> GIVEN EXERCISE
Look through the material below. Copy every line with the string "this" in it.

Recorded data:

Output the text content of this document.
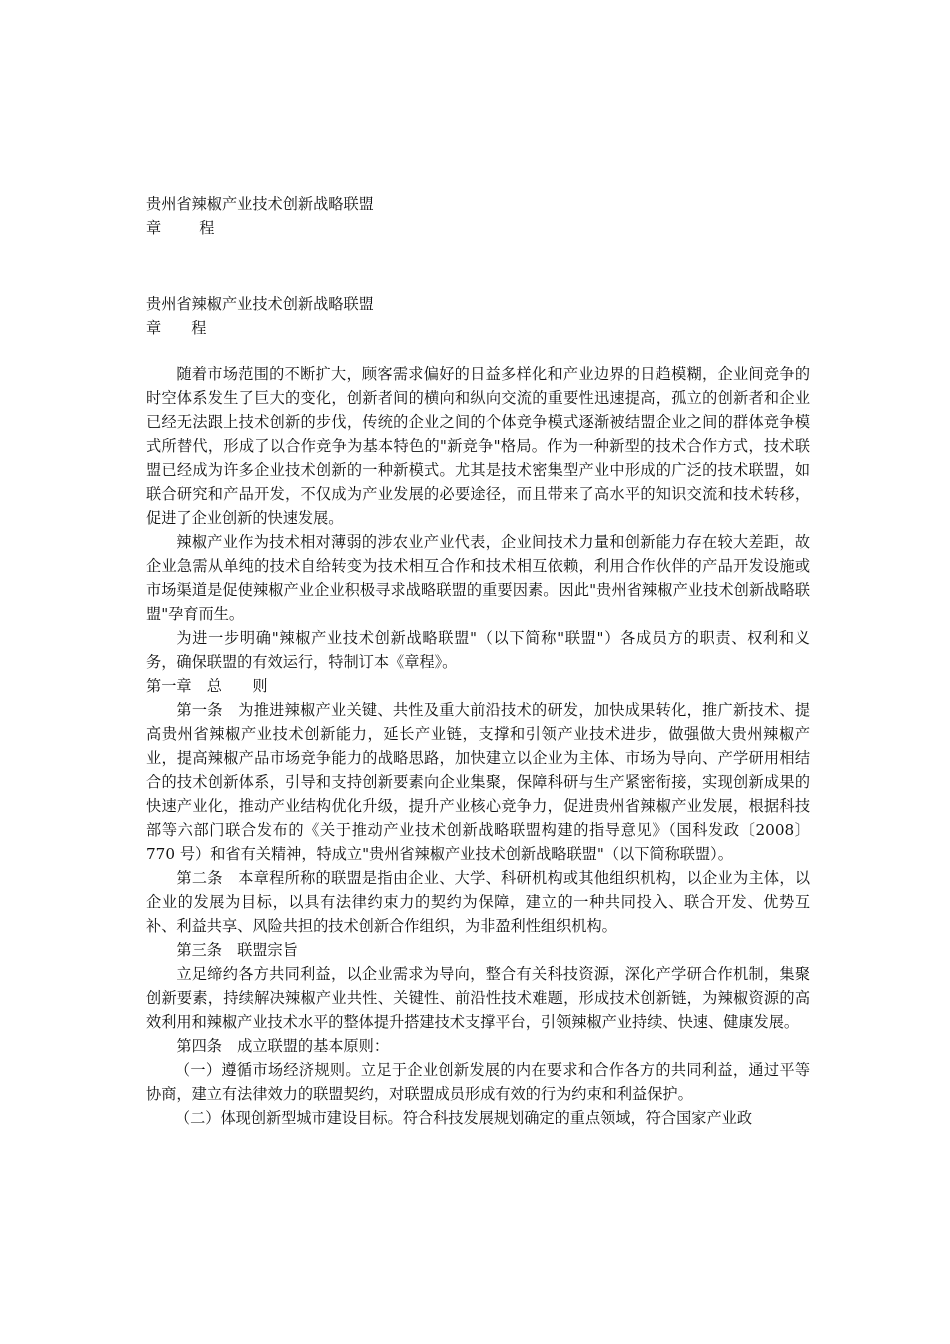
贵州省辣椒产业技术创新战略联盟
章	程
贵州省辣椒产业技术创新战略联盟
章 程

随着市场范围的不断扩大，顾客需求偏好的日益多样化和产业边界的日趋模糊，企业间竞争的时空体系发生了巨大的变化，创新者间的横向和纵向交流的重要性迅速提高，孤立的创新者和企业已经无法跟上技术创新的步伐，传统的企业之间的个体竞争模式逐渐被结盟企业之间的群体竞争模式所替代，形成了以合作竞争为基本特色的"新竞争"格局。作为一种新型的技术合作方式，技术联盟已经成为许多企业技术创新的一种新模式。尤其是技术密集型产业中形成的广泛的技术联盟，如联合研究和产品开发，不仅成为产业发展的必要途径，而且带来了高水平的知识交流和技术转移，促进了企业创新的快速发展。

辣椒产业作为技术相对薄弱的涉农业产业代表，企业间技术力量和创新能力存在较大差距，故企业急需从单纯的技术自给转变为技术相互合作和技术相互依赖，利用合作伙伴的产品开发设施或市场渠道是促使辣椒产业企业积极寻求战略联盟的重要因素。因此"贵州省辣椒产业技术创新战略联盟"孕育而生。

为进一步明确"辣椒产业技术创新战略联盟"（以下简称"联盟"）各成员方的职责、权利和义务，确保联盟的有效运行，特制订本《章程》。

第一章　总　　则

第一条　为推进辣椒产业关键、共性及重大前沿技术的研发，加快成果转化，推广新技术、提高贵州省辣椒产业技术创新能力，延长产业链，支撑和引领产业技术进步，做强做大贵州辣椒产业，提高辣椒产品市场竞争能力的战略思路，加快建立以企业为主体、市场为导向、产学研用相结合的技术创新体系，引导和支持创新要素向企业集聚，保障科研与生产紧密衔接，实现创新成果的快速产业化，推动产业结构优化升级，提升产业核心竞争力，促进贵州省辣椒产业发展，根据科技部等六部门联合发布的《关于推动产业技术创新战略联盟构建的指导意见》（国科发政〔2008〕770 号）和省有关精神，特成立"贵州省辣椒产业技术创新战略联盟"（以下简称联盟）。

第二条　本章程所称的联盟是指由企业、大学、科研机构或其他组织机构，以企业为主体，以企业的发展为目标，以具有法律约束力的契约为保障，建立的一种共同投入、联合开发、优势互补、利益共享、风险共担的技术创新合作组织，为非盈利性组织机构。

第三条　联盟宗旨

立足缔约各方共同利益，以企业需求为导向，整合有关科技资源，深化产学研合作机制，集聚创新要素，持续解决辣椒产业共性、关键性、前沿性技术难题，形成技术创新链，为辣椒资源的高效利用和辣椒产业技术水平的整体提升搭建技术支撑平台，引领辣椒产业持续、快速、健康发展。

第四条　成立联盟的基本原则：

（一）遵循市场经济规则。立足于企业创新发展的内在要求和合作各方的共同利益，通过平等协商，建立有法律效力的联盟契约，对联盟成员形成有效的行为约束和利益保护。

（二）体现创新型城市建设目标。符合科技发展规划确定的重点领域，符合国家产业政
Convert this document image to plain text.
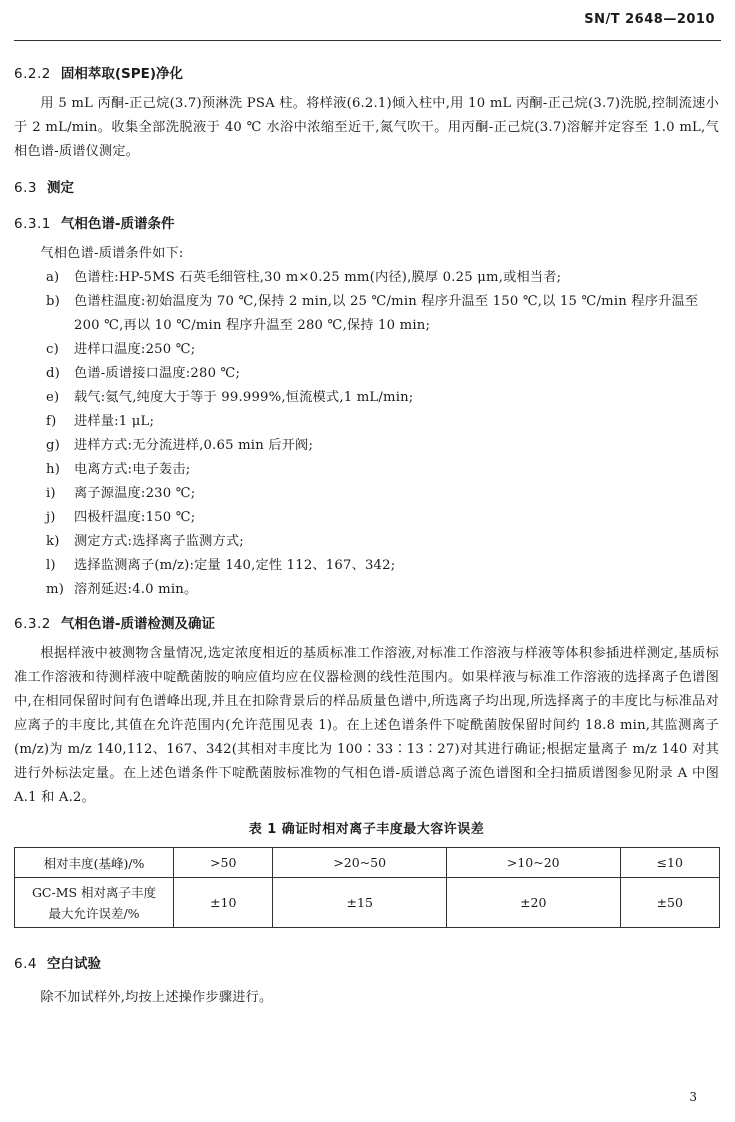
SN/T 2648—2010
6.2.2 固相萃取(SPE)净化

用 5 mL 丙酮-正己烷(3.7)预淋洗 PSA 柱。将样液(6.2.1)倾入柱中,用 10 mL 丙酮-正己烷(3.7)洗脱,控制流速小于 2 mL/min。收集全部洗脱液于 40 ℃ 水浴中浓缩至近干,氮气吹干。用丙酮-正己烷(3.7)溶解并定容至 1.0 mL,气相色谱-质谱仪测定。

6.3 测定
6.3.1 气相色谱-质谱条件

气相色谱-质谱条件如下:

a)	色谱柱:HP-5MS 石英毛细管柱,30 m×0.25 mm(内径),膜厚 0.25 μm,或相当者;
b)	色谱柱温度:初始温度为 70 ℃,保持 2 min,以 25 ℃/min 程序升温至 150 ℃,以 15 ℃/min 程序升温至 200 ℃,再以 10 ℃/min 程序升温至 280 ℃,保持 10 min;
c)	进样口温度:250 ℃;
d)	色谱-质谱接口温度:280 ℃;
e)	载气:氦气,纯度大于等于 99.999%,恒流模式,1 mL/min;
f)	进样量:1 μL;
g)	进样方式:无分流进样,0.65 min 后开阀;
h)	电离方式:电子轰击;
i)	离子源温度:230 ℃;
j)	四极杆温度:150 ℃;
k)	测定方式:选择离子监测方式;
l)	选择监测离子(m/z):定量 140,定性 112、167、342;
m) 溶剂延迟:4.0 min。
6.3.2 气相色谱-质谱检测及确证

根据样液中被测物含量情况,选定浓度相近的基质标准工作溶液,对标准工作溶液与样液等体积参插进样测定,基质标准工作溶液和待测样液中啶酰菌胺的响应值均应在仪器检测的线性范围内。如果样液与标准工作溶液的选择离子色谱图中,在相同保留时间有色谱峰出现,并且在扣除背景后的样品质量色谱中,所选离子均出现,所选择离子的丰度比与标准品对应离子的丰度比,其值在允许范围内(允许范围见表 1)。在上述色谱条件下啶酰菌胺保留时间约 18.8 min,其监测离子(m/z)为 m/z 140,112、167、342(其相对丰度比为 100∶33∶13∶27)对其进行确证;根据定量离子 m/z 140 对其进行外标法定量。在上述色谱条件下啶酰菌胺标准物的气相色谱-质谱总离子流色谱图和全扫描质谱图参见附录 A 中图 A.1 和 A.2。

表 1 确证时相对离子丰度最大容许误差
相对丰度(基峰)/%	>50	>20~50	>10~20	≤10

GC-MS 相对离子丰度
最大允许误差/%	±10	±15	±20	±50
6.4 空白试验

除不加试样外,均按上述操作步骤进行。

3
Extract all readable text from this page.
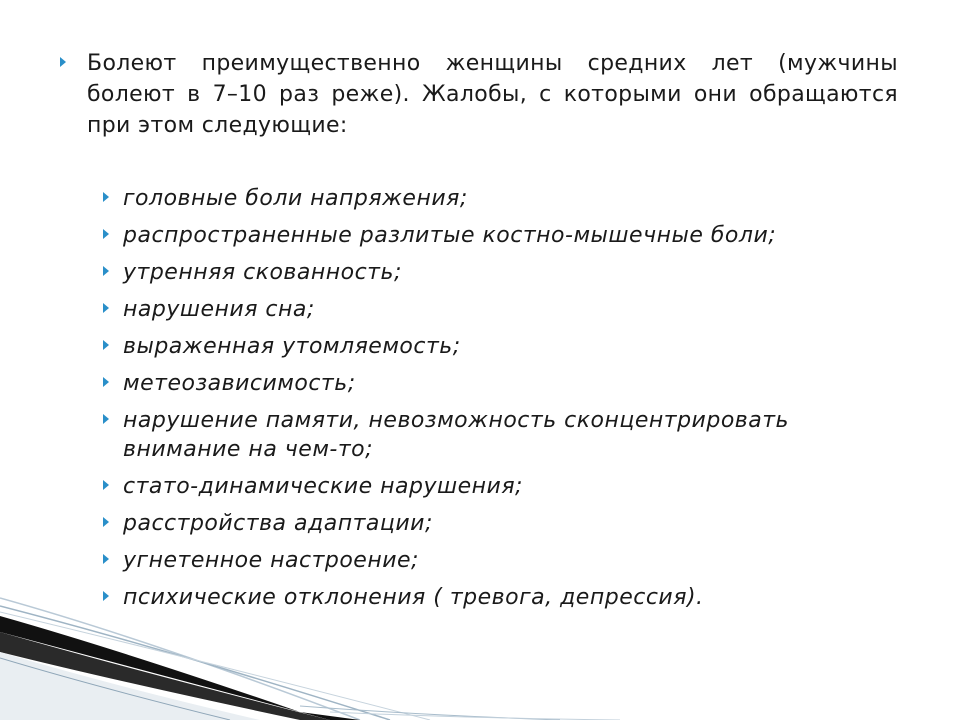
Болеют преимущественно женщины средних лет (мужчины болеют в 7–10 раз реже). Жалобы, с которыми они обращаются при этом следующие:
головные боли напряжения;
распространенные разлитые костно-мышечные боли;
утренняя скованность;
нарушения сна;
выраженная утомляемость;
метеозависимость;
нарушение памяти, невозможность сконцентрировать внимание на чем-то;
стато-динамические нарушения;
расстройства адаптации;
угнетенное настроение;
психические отклонения ( тревога, депрессия).
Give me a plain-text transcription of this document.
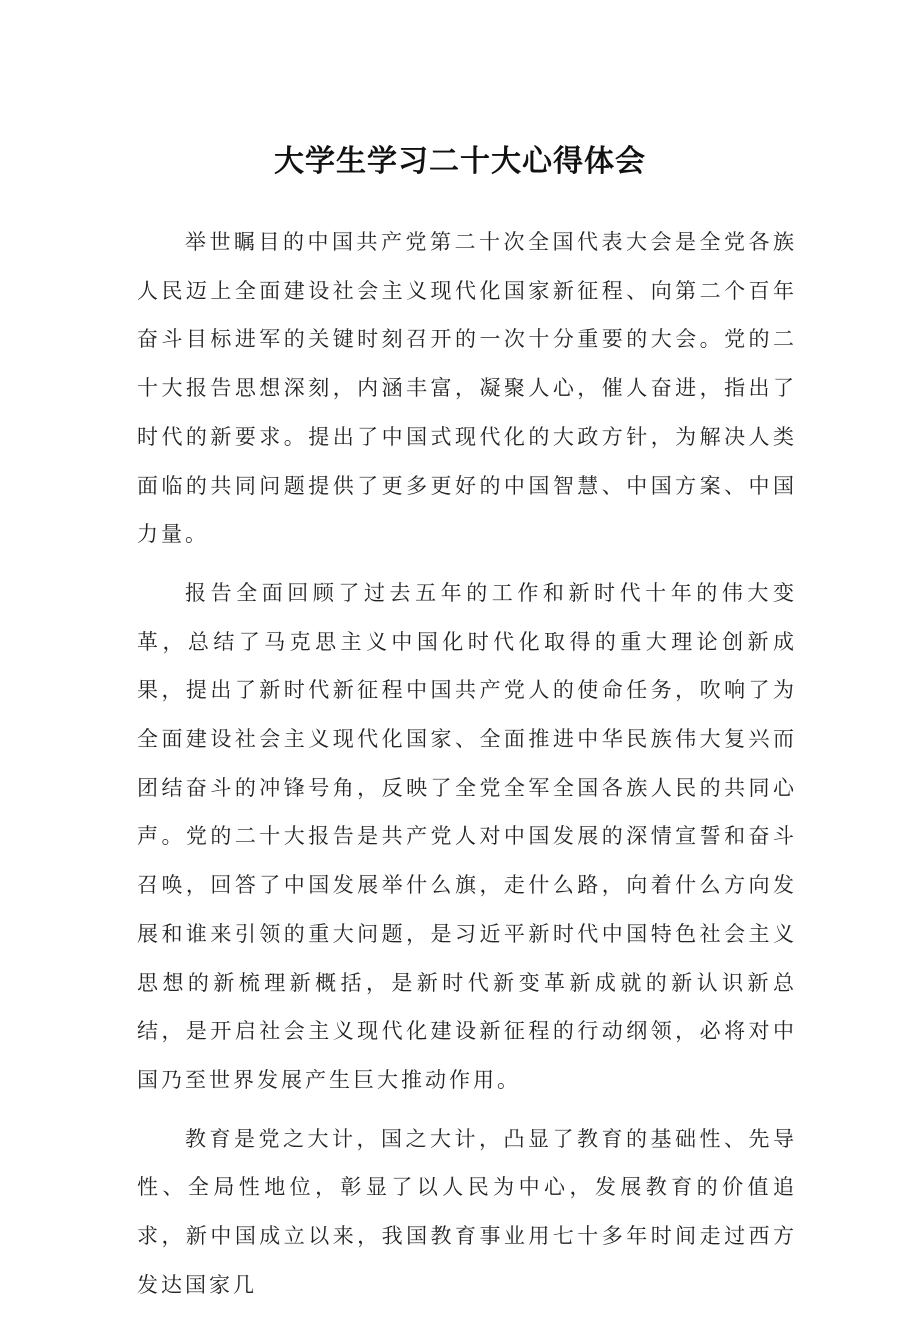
大学生学习二十大心得体会

举世瞩目的中国共产党第二十次全国代表大会是全党各族人民迈上全面建设社会主义现代化国家新征程、向第二个百年奋斗目标进军的关键时刻召开的一次十分重要的大会。党的二十大报告思想深刻，内涵丰富，凝聚人心，催人奋进，指出了时代的新要求。提出了中国式现代化的大政方针，为解决人类面临的共同问题提供了更多更好的中国智慧、中国方案、中国力量。

报告全面回顾了过去五年的工作和新时代十年的伟大变革，总结了马克思主义中国化时代化取得的重大理论创新成果，提出了新时代新征程中国共产党人的使命任务，吹响了为全面建设社会主义现代化国家、全面推进中华民族伟大复兴而团结奋斗的冲锋号角，反映了全党全军全国各族人民的共同心声。党的二十大报告是共产党人对中国发展的深情宣誓和奋斗召唤，回答了中国发展举什么旗，走什么路，向着什么方向发展和谁来引领的重大问题，是习近平新时代中国特色社会主义思想的新梳理新概括，是新时代新变革新成就的新认识新总结，是开启社会主义现代化建设新征程的行动纲领，必将对中国乃至世界发展产生巨大推动作用。

教育是党之大计，国之大计，凸显了教育的基础性、先导性、全局性地位，彰显了以人民为中心，发展教育的价值追求，新中国成立以来，我国教育事业用七十多年时间走过西方发达国家几
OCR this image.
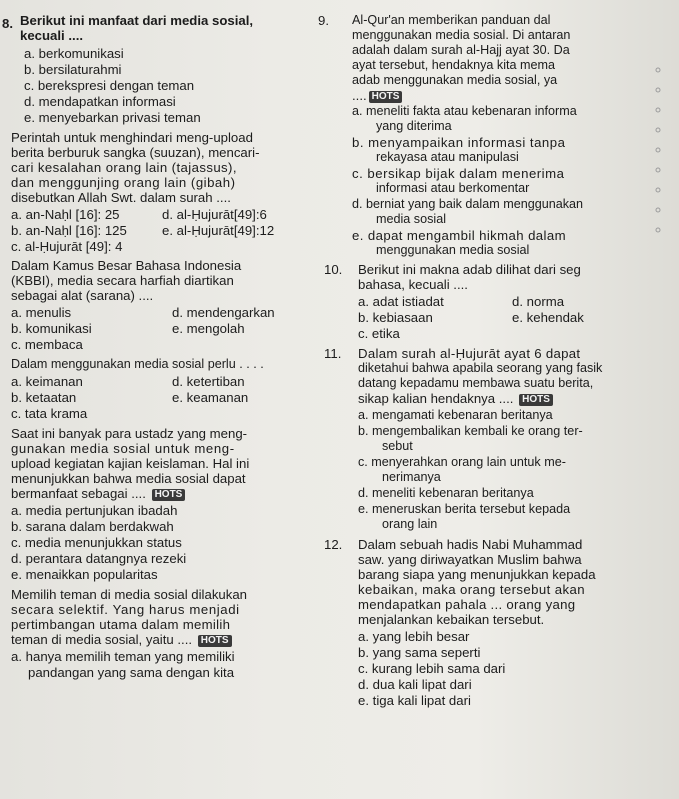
8. Berikut ini manfaat dari media sosial,
kecuali ....
a. berkomunikasi
b. bersilaturahmi
c. berekspresi dengan teman
d. mendapatkan informasi
e. menyebarkan privasi teman
Perintah untuk menghindari meng-upload
berita berburuk sangka (suuzan), mencari-
cari kesalahan orang lain (tajassus),
dan menggunjing orang lain (gibah)
disebutkan Allah Swt. dalam surah ....
a. an-Naḥl [16]: 25	d. al-Ḥujurāt[49]:6
b. an-Naḥl [16]: 125	e. al-Ḥujurāt[49]:12
c. al-Ḥujurāt [49]: 4
Dalam Kamus Besar Bahasa Indonesia
(KBBI), media secara harfiah diartikan
sebagai alat (sarana) ....
a. menulis	d. mendengarkan
b. komunikasi	e. mengolah
c. membaca
Dalam menggunakan media sosial perlu . . . .
a. keimanan	d. ketertiban
b. ketaatan	e. keamanan
c. tata krama
Saat ini banyak para ustadz yang meng-
gunakan media sosial untuk meng-
upload kegiatan kajian keislaman. Hal ini
menunjukkan bahwa media sosial dapat
bermanfaat sebagai .... HOTS
a. media pertunjukan ibadah
b. sarana dalam berdakwah
c. media menunjukkan status
d. perantara datangnya rezeki
e. menaikkan popularitas
Memilih teman di media sosial dilakukan
secara selektif. Yang harus menjadi
pertimbangan utama dalam memilih
teman di media sosial, yaitu .... HOTS
a. hanya memilih teman yang memiliki
pandangan yang sama dengan kita
9. Al-Qur'an memberikan panduan dal
menggunakan media sosial. Di antaran
adalah dalam surah al-Hajj ayat 30. Da
ayat tersebut, hendaknya kita mema
adab menggunakan media sosial, ya
.... HOTS
a. meneliti fakta atau kebenaran informa
yang diterima
b. menyampaikan informasi tanpa
rekayasa atau manipulasi
c. bersikap bijak dalam menerima
informasi atau berkomentar
d. berniat yang baik dalam menggunakan
media sosial
e. dapat mengambil hikmah dalam
menggunakan media sosial
10. Berikut ini makna adab dilihat dari seg
bahasa, kecuali ....
a. adat istiadat	d. norma
b. kebiasaan	e. kehendak
c. etika
11. Dalam surah al-Ḥujurāt ayat 6 dapat
diketahui bahwa apabila seorang yang fasik
datang kepadamu membawa suatu berita,
sikap kalian hendaknya .... HOTS
a. mengamati kebenaran beritanya
b. mengembalikan kembali ke orang ter-
sebut
c. menyerahkan orang lain untuk me-
nerimanya
d. meneliti kebenaran beritanya
e. meneruskan berita tersebut kepada
orang lain
12. Dalam sebuah hadis Nabi Muhammad
saw. yang diriwayatkan Muslim bahwa
barang siapa yang menunjukkan kepada
kebaikan, maka orang tersebut akan
mendapatkan pahala ... orang yang
menjalankan kebaikan tersebut.
a. yang lebih besar
b. yang sama seperti
c. kurang lebih sama dari
d. dua kali lipat dari
e. tiga kali lipat dari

> COMPLETE RESPONSE
Output the text content of this document.
Convert this document image to plain text.
Extract all readable text from this page.
Give me a plain-text transcription of this document.
OCR this image.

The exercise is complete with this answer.